____ RECORDS TO PROCESS

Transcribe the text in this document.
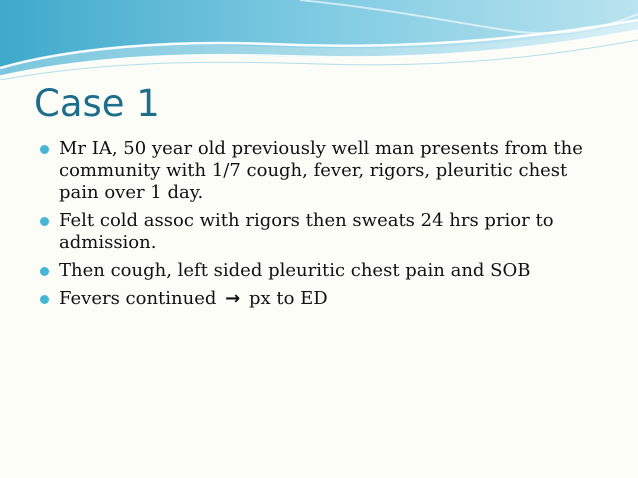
Case 1
Mr IA, 50 year old previously well man presents from the community with 1/7 cough, fever, rigors, pleuritic chest pain over 1 day.
Felt cold assoc with rigors then sweats 24 hrs prior to admission.
Then cough, left sided pleuritic chest pain and SOB
Fevers continued → px to ED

________

— WHAT TO DO —
Restate each line of the records exactly; pictures do not belong in the copy.

— SOLUTION TO THE PROBLEM —
Transcribe the text in this document.
Case 1
Mr IA, 50 year old previously well man presents from the community with 1/7 cough, fever, rigors, pleuritic chest pain over 1 day.
Felt cold assoc with rigors then sweats 24 hrs prior to admission.
Then cough, left sided pleuritic chest pain and SOB
Fevers continued → px to ED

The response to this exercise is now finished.